_Required work_: Extract each line of the records below that contains the word "before".
** start Provided data **
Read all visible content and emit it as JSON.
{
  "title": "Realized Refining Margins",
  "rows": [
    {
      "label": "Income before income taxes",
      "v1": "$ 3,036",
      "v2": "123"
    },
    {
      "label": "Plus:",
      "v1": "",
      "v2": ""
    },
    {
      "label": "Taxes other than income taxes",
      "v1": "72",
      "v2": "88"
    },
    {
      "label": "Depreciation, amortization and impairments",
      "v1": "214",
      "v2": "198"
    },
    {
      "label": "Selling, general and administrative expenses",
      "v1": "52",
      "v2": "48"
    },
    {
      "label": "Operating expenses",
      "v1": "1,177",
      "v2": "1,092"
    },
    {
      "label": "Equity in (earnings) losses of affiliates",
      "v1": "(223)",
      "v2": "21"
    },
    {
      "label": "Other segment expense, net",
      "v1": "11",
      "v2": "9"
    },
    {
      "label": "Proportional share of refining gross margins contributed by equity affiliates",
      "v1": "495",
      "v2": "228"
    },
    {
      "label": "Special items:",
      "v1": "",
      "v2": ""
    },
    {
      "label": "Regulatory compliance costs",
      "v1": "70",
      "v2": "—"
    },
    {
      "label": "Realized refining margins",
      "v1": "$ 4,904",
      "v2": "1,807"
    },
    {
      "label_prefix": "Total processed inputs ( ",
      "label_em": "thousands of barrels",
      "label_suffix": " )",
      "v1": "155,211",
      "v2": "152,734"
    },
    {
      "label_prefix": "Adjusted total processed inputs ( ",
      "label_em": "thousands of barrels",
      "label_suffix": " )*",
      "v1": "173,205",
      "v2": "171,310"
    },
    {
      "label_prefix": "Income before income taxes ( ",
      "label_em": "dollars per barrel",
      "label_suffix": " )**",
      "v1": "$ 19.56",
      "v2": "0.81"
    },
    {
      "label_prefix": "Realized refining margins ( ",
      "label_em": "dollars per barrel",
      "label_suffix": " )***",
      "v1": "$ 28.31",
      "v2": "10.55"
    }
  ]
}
** end Provided data **
** start Provided data **
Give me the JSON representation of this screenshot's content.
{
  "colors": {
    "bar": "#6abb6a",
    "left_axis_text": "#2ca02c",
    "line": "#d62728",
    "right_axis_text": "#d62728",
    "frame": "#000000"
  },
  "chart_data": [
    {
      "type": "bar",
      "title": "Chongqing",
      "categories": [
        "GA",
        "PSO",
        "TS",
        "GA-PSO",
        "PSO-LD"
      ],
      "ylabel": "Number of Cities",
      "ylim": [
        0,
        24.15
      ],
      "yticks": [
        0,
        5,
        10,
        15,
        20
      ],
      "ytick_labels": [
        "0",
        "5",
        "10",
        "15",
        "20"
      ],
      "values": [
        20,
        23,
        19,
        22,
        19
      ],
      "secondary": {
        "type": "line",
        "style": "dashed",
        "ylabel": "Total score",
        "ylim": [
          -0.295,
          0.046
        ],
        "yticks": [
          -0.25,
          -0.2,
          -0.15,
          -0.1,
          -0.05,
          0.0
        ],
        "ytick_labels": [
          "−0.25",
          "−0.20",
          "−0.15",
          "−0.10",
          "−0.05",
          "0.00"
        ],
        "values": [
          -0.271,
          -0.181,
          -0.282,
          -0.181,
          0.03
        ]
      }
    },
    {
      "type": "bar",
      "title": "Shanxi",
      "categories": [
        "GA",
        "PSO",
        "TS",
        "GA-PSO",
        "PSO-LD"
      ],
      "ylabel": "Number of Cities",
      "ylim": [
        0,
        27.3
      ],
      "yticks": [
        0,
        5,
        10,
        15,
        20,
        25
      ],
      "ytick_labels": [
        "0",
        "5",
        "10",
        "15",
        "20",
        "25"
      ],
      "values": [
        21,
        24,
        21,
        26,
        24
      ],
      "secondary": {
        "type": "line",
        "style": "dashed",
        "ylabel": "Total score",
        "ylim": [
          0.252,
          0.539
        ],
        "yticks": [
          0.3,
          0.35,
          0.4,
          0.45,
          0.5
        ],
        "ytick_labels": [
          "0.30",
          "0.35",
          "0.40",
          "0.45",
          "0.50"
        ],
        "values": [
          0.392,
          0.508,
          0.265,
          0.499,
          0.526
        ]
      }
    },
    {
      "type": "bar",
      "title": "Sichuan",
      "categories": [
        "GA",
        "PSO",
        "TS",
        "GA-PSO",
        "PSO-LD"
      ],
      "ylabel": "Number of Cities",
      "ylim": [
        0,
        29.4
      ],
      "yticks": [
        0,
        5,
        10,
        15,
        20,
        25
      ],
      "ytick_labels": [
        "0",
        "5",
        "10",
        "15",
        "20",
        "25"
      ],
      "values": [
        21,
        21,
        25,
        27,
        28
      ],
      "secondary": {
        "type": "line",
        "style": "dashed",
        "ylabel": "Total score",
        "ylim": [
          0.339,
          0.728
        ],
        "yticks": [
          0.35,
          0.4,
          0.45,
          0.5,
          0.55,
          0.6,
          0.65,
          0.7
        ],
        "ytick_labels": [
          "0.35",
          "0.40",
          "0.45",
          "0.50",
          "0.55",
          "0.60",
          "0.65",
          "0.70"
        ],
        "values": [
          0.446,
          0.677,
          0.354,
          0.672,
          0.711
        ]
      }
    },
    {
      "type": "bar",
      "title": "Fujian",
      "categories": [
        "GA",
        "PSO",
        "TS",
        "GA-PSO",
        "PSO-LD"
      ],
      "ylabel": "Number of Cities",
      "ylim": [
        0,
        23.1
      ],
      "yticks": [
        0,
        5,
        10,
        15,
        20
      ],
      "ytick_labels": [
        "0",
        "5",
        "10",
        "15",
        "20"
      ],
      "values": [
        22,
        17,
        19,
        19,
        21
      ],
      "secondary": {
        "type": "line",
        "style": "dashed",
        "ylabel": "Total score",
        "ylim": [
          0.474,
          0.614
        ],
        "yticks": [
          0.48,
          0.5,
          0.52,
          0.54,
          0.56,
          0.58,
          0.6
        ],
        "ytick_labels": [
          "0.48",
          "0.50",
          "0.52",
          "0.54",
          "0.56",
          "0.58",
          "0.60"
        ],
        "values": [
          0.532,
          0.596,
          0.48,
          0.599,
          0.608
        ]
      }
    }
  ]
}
** end Provided data **
_Solution to this exercise_:
      "label": "Income before income taxes",
      "label_prefix": "Income before income taxes ( ",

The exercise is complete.